**Esercizi:**
A) Nel testo sulla comunicazione di Papa Francesco, con quale saluto si è presentato la prima volta dal balcone di San Pietro?
B) Continua il testo sulla comunicazione di Papa Francesco partendo da dopo la sua ultima frase.

───── Fonte ─────

Più di 250.000 persone che hanno partecipato ai suoi funerali, l’imprevisto incontro tra Trump e Zelensky e l’inattesa offerta di pace di Hamas a Israele il giorno del suo addio, sono alcune conseguenze dell’emozione che ha suscitato la sua scomparsa.

 

La semplicità come superpotere comunicativo.

In un'epoca in cui la comunicazione è spesso un esercizio di stile, un gioco di parole vuote e slogan accattivanti, Papa Francesco ha scelto la via più difficile: quella della semplicità.

Dal suo primo "Fratelli e sorelle, buonasera!" affacciato al balcone di San Pietro, ha impostato un tono colloquiale, diretto, umano. Ha scelto di vivere in un alloggio modesto, ha salutato con un semplice "buon pranzo" dopo l'Angelus. Gesti che nella loro apparente banalità hanno avuto un impatto comunicativo potentissimo.

"La Chiesa non è una dogana" ha detto una volta. E ancora: "Preferisco una Chiesa accidentata, ferita e sporca per essere uscita per le strade, piuttosto che una Chiesa malata per la chiusura e la comodità di aggrapparsi alle proprie sicurezze". Frasi che non sembravano uscite dalla penna di un teologo, ma da quella di un copywriter.

Il suo linguaggio era disseminato di metafore: "Il confessionale non è una tintoria che toglie le macchie dei peccati", "i chiacchieroni sono terroristi che buttano la bomba e se ne vanno", "alcuni preti sono untuosi come le sardine". Immagini concrete, viscerali, che restavano impresse.

"Chi sono io per giudicare?" ha risposto quando gli hanno chiesto degli omosessuali. Cinque parole che hanno fatto più per il riposizionamento della Chiesa di quanto avrebbero potuto fare intere campagne di comunicazione. Una frase diventata headline mondiale, trend topic, oggetto di dibattito.

In un'epoca ossessionata dai dati, dai numeri, dalle metriche, Francesco ha saputo ricordarci che dietro ogni statistica c'è una persona. Mentre i brand inseguono algoritmi e big data per ottimizzare i messaggi, lui parlava di "cultura dello scarto" e di "globalizzazione dell'indifferenza". Ha contrapposto all'esattezza sterile dei numeri il calore imperfetto dell'esperienza umana.

Papa

 

"I pastori devono avere l'odore delle pecore" diceva. E questo odore lui lo aveva davvero. Perché prima di comunicare un messaggio lo viveva. La sua non era una strategia, ma il riflesso di una coerenza personale che traspariva in ogni parola.

E poi c'era la sua abilità nel creare momenti memorabili. Come quando ha abbracciato l'uomo sfigurato dalla neurofibromatosi, creando un'immagine potente che nessun art director avrebbe potuto progettare. O quando ha detto che i cristiani non dovrebbero avere "la faccia da funerale" ma essere testimoni di gioia. O ancora quando ha definito la Chiesa "un ospedale da campo dopo la battaglia" invece che un club esclusivo.

───── Dati registrati ─────

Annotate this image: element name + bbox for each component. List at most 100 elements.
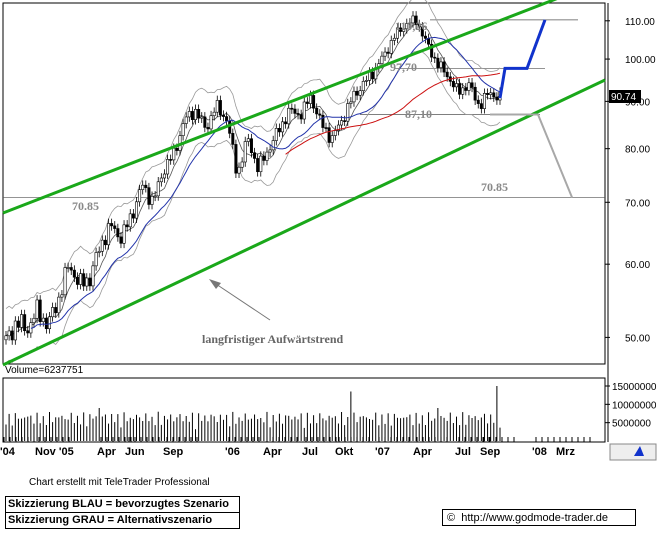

─────

**Soluzioni:**
A) "Fratelli e sorelle, buonasera!"

B)
Certo, Francesco non è stato immune da gaffe e scivoloni comunicativi. Come quando ha usato il termine "frociaggine" parlando dei seminari, ha definito alcune suore "zitelle", o si è riferito alle famiglie numerose dicendo che i cattolici "non devono fare figli come conigli". Per non parlare di quando ha perso la pazienza con una fedele che gli tirava la manica, strattonandola.

Ma paradossalmente questi errori non hanno intaccato la sua credibilità, anzi, l'hanno rafforzata. In un'epoca di comunicatori iper-controllati e politically correct (escluso Trump, naturalmente), le sue imperfezioni ci hanno ricordato che anche il Papa è umano. E in un certo senso, questi momenti di autenticità grezza hanno contribuito a renderlo ancora più vicino alle persone comuni.

Mentre il marketing digitale si perde in ottimizzazioni e segmentazioni sempre più raffinate, lui ci ricordava che la comunicazione è prima di tutto un atto umano. Non un algoritmo, non un grafico, non una dashboard. Ma un ponte tra persone. Tra imperfezioni e fragilità.

In un mondo dove la presunta infallibilità dei dati è diventa quasi un nuovo dogma, Francesco ha portato la verità disordinata dell'esperienza vissuta. "La realtà è superiore all'idea", ha scritto nella sua esortazione apostolica. Era forse questa la sua più grande lezione di comunicazione: in un'epoca di realtà aumentata, virtuale, filtrata e misurata fino all'ossessione dai social, la verità nuda e cruda ha ancora un potere dirompente.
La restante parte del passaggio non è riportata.